▶ [REQUIREMENTS]:
Copy every line of the data in which the word "رأيت" occurs.
* START *
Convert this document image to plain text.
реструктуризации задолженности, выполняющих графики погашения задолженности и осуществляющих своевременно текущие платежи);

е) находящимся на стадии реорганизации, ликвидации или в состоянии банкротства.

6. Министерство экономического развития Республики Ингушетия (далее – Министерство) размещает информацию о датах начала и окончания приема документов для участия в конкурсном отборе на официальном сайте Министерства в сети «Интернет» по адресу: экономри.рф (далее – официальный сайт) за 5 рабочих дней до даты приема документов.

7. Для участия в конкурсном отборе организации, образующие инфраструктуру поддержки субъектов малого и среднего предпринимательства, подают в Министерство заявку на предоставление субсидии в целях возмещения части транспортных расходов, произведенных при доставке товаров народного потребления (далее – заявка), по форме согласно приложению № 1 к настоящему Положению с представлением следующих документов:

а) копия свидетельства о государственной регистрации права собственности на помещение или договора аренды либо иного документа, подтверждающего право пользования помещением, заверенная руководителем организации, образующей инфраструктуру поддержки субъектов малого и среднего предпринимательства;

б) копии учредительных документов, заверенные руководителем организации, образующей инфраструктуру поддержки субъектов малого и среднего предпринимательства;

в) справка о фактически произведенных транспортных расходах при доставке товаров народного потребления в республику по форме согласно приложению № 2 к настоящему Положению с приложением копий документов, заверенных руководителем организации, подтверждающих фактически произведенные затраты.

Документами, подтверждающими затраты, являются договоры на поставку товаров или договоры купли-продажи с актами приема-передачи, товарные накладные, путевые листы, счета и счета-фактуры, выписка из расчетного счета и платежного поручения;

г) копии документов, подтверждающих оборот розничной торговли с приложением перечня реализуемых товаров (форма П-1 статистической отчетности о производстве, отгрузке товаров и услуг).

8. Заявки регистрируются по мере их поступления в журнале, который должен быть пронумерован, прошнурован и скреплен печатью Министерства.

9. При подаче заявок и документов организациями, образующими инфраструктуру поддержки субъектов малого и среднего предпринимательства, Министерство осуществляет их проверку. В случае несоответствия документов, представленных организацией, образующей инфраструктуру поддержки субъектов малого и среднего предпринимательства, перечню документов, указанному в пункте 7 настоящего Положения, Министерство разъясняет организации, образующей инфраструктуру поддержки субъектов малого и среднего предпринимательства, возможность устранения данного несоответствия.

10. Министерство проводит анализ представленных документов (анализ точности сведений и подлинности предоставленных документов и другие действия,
* END *
* START *
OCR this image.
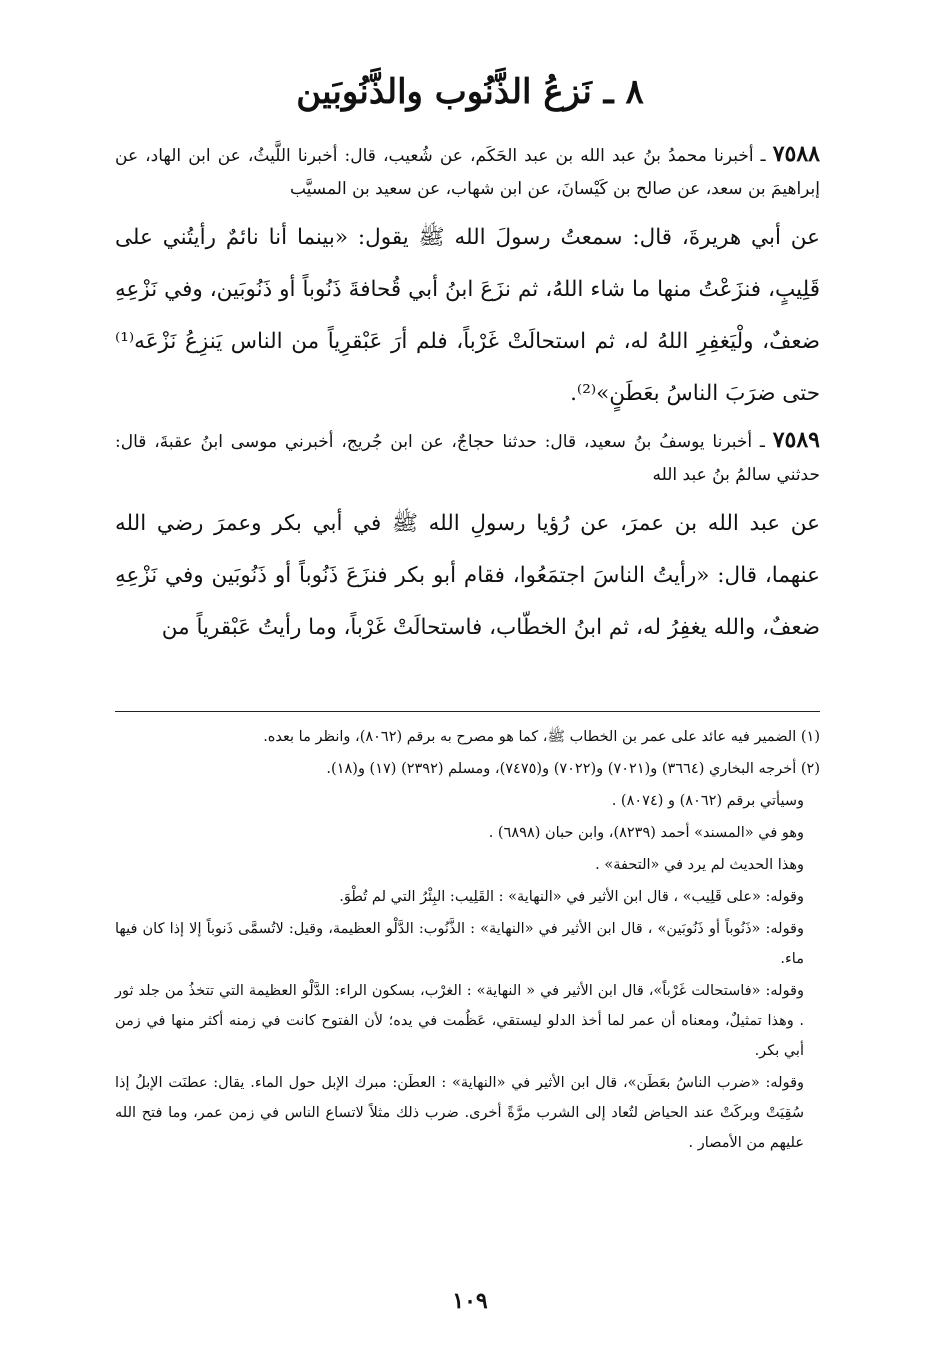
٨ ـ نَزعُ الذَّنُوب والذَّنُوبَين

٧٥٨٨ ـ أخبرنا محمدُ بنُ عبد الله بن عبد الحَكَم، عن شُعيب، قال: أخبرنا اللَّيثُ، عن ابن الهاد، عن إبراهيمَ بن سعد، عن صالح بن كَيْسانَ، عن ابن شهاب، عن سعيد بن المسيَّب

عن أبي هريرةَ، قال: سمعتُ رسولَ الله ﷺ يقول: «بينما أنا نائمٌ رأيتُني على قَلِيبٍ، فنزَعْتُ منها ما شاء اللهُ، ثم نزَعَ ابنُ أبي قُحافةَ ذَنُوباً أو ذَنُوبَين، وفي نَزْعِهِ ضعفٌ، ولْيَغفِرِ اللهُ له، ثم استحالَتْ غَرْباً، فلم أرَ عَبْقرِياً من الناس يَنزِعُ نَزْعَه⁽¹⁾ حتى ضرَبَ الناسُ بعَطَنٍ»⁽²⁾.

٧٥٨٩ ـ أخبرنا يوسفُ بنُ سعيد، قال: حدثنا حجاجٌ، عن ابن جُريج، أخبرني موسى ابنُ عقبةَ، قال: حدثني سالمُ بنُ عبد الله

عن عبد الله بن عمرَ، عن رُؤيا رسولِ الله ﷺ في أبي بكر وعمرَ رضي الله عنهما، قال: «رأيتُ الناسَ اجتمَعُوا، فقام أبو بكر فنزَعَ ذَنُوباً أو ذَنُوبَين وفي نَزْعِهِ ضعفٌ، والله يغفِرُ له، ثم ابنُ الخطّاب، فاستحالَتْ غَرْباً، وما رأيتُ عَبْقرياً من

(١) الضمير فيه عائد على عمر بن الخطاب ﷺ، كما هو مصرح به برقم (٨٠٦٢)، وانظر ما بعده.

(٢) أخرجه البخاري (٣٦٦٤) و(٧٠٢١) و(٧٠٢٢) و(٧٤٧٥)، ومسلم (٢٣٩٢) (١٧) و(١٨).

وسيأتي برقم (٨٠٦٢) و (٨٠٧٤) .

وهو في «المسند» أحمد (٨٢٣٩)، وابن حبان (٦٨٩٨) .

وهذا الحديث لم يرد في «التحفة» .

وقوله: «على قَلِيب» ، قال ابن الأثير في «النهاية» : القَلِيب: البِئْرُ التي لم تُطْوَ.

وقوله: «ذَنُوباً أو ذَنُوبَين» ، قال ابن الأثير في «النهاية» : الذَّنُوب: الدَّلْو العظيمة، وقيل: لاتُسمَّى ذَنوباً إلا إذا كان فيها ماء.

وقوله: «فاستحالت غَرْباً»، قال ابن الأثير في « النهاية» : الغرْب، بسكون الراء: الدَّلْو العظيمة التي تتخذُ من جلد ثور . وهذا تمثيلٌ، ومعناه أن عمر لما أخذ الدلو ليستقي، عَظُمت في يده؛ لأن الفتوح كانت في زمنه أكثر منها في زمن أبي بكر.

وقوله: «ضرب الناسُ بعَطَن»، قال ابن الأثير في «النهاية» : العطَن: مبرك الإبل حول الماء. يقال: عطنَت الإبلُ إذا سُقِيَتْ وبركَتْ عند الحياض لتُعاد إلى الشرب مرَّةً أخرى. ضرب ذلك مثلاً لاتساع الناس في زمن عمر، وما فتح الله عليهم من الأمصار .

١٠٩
* END *
▶ [RESPONSE]:
عن أبي هريرةَ، قال: سمعتُ رسولَ الله ﷺ يقول: «بينما أنا نائمٌ رأيتُني على قَلِيبٍ، فنزَعْتُ منها ما شاء اللهُ، ثم نزَعَ ابنُ أبي قُحافةَ ذَنُوباً أو ذَنُوبَين، وفي نَزْعِهِ ضعفٌ، ولْيَغفِرِ اللهُ له، ثم استحالَتْ غَرْباً، فلم أرَ عَبْقرِياً من الناس يَنزِعُ نَزْعَه⁽¹⁾ حتى ضرَبَ الناسُ بعَطَنٍ»⁽²⁾.
عن عبد الله بن عمرَ، عن رُؤيا رسولِ الله ﷺ في أبي بكر وعمرَ رضي الله عنهما، قال: «رأيتُ الناسَ اجتمَعُوا، فقام أبو بكر فنزَعَ ذَنُوباً أو ذَنُوبَين وفي نَزْعِهِ ضعفٌ، والله يغفِرُ له، ثم ابنُ الخطّاب، فاستحالَتْ غَرْباً، وما رأيتُ عَبْقرياً من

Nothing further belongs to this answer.